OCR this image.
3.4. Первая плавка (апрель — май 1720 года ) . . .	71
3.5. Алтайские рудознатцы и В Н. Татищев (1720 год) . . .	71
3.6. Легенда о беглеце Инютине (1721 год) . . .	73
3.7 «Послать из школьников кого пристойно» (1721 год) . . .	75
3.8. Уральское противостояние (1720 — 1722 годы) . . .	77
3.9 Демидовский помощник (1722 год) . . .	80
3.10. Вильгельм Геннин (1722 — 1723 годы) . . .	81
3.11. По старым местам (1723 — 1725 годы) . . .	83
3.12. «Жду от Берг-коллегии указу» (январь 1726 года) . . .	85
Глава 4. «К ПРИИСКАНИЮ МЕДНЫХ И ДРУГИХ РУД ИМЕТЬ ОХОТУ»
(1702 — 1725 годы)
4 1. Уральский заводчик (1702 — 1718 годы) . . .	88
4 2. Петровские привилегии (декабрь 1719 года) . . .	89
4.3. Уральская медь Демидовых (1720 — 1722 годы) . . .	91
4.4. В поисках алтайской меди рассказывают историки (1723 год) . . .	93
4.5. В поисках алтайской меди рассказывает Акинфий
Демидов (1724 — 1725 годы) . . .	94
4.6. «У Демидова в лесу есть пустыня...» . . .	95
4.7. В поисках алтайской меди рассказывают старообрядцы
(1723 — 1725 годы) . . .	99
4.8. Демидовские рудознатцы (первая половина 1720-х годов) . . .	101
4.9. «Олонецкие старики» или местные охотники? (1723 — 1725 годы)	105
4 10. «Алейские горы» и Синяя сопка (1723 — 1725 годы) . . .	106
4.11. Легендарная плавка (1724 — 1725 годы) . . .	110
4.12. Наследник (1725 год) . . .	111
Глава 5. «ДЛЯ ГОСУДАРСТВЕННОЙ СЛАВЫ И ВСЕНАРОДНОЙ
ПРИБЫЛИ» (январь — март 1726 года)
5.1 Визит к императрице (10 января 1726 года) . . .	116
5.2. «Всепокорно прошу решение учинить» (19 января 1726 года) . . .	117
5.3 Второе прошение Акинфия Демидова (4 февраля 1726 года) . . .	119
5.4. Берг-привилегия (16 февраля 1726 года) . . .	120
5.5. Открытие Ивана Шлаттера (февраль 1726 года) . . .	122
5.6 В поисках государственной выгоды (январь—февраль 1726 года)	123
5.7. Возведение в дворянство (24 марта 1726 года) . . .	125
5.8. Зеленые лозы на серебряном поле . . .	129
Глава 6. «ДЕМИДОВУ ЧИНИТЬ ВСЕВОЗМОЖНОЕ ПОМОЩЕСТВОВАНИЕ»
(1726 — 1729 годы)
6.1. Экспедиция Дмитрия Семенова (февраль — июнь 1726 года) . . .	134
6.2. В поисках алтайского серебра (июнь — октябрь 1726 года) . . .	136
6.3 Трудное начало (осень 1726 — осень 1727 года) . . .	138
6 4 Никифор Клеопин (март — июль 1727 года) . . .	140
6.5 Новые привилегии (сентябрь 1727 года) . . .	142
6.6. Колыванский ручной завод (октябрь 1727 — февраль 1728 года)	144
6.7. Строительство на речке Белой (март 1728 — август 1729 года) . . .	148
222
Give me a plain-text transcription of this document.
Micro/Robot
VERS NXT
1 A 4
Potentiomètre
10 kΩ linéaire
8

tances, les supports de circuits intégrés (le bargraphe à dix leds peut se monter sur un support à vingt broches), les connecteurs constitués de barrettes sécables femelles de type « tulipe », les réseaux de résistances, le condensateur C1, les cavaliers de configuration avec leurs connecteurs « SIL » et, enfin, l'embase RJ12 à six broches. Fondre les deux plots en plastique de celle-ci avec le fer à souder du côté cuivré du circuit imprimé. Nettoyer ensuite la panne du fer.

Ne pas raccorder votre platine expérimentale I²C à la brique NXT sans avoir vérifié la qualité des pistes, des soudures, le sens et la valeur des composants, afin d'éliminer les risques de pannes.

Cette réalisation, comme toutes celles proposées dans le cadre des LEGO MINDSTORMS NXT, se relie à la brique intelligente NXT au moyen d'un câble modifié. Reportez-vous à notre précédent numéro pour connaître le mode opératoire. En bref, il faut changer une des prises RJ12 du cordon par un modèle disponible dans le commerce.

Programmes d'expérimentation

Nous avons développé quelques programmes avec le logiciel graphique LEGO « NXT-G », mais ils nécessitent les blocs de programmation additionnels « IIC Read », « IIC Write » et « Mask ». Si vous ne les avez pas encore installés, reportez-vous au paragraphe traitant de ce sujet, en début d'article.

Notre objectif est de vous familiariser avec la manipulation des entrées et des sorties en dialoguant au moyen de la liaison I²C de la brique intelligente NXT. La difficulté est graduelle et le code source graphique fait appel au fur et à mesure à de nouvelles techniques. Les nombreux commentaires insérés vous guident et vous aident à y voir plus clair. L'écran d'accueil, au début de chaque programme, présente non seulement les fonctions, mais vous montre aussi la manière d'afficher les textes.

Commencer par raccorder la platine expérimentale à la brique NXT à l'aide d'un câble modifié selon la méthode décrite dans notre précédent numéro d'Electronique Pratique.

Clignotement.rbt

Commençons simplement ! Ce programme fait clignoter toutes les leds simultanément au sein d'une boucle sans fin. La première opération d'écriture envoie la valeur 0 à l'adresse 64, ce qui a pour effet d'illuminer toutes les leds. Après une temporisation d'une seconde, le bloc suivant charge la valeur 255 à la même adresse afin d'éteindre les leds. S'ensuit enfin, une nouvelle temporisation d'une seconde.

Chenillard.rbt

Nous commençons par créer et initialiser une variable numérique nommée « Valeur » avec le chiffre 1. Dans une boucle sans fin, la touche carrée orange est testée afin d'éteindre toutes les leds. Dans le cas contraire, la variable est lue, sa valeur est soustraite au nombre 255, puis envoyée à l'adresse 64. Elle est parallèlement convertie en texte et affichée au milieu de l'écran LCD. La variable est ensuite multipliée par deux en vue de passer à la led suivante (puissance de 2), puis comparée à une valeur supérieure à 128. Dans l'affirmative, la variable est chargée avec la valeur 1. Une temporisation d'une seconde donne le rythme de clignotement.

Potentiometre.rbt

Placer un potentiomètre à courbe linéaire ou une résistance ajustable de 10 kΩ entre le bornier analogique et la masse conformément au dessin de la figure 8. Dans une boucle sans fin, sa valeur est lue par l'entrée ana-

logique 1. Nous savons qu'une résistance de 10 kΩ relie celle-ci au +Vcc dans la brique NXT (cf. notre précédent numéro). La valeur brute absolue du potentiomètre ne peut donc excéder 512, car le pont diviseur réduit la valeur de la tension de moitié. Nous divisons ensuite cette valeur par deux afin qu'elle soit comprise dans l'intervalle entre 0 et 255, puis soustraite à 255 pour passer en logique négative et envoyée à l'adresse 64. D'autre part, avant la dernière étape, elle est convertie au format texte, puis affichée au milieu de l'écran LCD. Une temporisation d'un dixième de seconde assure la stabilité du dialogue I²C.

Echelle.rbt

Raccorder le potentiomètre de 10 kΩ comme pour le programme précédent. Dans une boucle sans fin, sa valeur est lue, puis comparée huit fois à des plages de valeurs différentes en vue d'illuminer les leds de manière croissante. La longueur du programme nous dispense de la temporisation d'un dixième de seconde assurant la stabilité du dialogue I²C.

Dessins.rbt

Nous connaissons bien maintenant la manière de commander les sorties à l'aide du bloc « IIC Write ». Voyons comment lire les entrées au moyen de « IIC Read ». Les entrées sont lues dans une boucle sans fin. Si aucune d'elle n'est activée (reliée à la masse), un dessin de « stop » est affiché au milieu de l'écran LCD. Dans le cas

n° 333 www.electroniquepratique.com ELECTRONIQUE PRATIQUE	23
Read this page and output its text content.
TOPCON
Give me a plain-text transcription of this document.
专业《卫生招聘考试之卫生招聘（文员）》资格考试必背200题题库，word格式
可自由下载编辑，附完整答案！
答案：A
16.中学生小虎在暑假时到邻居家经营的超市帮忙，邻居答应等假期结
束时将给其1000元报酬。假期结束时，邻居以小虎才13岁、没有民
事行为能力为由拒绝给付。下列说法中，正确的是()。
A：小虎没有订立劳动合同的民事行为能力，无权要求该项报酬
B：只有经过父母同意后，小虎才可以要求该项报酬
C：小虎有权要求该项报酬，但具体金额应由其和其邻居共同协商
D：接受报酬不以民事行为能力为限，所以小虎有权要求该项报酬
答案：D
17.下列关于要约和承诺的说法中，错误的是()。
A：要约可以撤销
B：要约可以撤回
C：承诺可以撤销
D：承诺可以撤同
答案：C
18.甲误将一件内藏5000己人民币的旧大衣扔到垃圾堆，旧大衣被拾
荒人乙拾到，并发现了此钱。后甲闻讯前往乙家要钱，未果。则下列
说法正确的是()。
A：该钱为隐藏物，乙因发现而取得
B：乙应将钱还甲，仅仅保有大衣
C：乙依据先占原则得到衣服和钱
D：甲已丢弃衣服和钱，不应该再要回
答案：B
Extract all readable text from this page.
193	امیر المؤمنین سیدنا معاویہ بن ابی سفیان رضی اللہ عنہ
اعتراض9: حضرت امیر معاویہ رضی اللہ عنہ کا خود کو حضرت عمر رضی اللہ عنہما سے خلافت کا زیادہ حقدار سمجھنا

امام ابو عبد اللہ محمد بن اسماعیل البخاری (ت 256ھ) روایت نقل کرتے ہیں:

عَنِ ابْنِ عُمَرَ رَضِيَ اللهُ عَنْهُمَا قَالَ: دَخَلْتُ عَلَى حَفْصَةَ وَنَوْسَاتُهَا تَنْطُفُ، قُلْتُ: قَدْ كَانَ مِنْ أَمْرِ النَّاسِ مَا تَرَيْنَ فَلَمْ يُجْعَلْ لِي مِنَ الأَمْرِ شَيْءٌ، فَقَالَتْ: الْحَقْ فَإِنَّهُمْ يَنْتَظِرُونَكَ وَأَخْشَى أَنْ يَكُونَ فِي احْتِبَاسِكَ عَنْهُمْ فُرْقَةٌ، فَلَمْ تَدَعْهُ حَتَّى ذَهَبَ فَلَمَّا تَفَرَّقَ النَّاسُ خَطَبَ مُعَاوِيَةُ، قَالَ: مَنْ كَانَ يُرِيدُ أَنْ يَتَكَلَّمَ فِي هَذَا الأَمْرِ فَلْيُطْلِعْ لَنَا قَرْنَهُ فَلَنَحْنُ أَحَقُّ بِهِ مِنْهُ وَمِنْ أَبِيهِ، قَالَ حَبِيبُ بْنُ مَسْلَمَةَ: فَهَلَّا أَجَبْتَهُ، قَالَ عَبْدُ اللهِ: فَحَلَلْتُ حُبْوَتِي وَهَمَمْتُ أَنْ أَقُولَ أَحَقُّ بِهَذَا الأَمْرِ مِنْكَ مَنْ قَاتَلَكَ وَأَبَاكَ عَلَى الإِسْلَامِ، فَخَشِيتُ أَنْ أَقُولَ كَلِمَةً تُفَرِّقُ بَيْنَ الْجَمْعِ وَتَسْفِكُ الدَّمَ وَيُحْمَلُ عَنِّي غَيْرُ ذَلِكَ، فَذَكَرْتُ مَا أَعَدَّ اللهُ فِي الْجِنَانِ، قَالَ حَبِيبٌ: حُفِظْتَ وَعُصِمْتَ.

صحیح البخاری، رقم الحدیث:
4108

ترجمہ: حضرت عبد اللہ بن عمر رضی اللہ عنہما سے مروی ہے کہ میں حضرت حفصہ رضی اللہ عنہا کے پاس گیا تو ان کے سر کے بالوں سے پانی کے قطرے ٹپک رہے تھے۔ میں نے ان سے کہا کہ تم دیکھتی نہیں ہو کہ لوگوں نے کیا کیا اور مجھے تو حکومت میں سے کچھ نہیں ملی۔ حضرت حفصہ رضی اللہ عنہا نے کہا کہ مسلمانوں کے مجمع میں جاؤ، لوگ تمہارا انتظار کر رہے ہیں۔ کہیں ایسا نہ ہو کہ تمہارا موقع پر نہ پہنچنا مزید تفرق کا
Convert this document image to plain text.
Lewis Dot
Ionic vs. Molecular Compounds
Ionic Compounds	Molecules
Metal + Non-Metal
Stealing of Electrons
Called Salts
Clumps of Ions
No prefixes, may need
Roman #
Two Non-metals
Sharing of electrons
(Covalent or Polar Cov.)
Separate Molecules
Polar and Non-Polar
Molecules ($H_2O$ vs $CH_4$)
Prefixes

**WHAT YOU HAVE TO DO**
Reproduce every line from the entries that holds the word "stabilité".

**TASK SOLUTION**
logique 1. Nous savons qu'une résistance de 10 kΩ relie celle-ci au +Vcc dans la brique NXT (cf. notre précédent numéro). La valeur brute absolue du potentiomètre ne peut donc excéder 512, car le pont diviseur réduit la valeur de la tension de moitié. Nous divisons ensuite cette valeur par deux afin qu'elle soit comprise dans l'intervalle entre 0 et 255, puis soustraite à 255 pour passer en logique négative et envoyée à l'adresse 64. D'autre part, avant la dernière étape, elle est convertie au format texte, puis affichée au milieu de l'écran LCD. Une temporisation d'un dixième de seconde assure la stabilité du dialogue I²C.
Raccorder le potentiomètre de 10 kΩ comme pour le programme précédent. Dans une boucle sans fin, sa valeur est lue, puis comparée huit fois à des plages de valeurs différentes en vue d'illuminer les leds de manière croissante. La longueur du programme nous dispense de la temporisation d'un dixième de seconde assurant la stabilité du dialogue I²C.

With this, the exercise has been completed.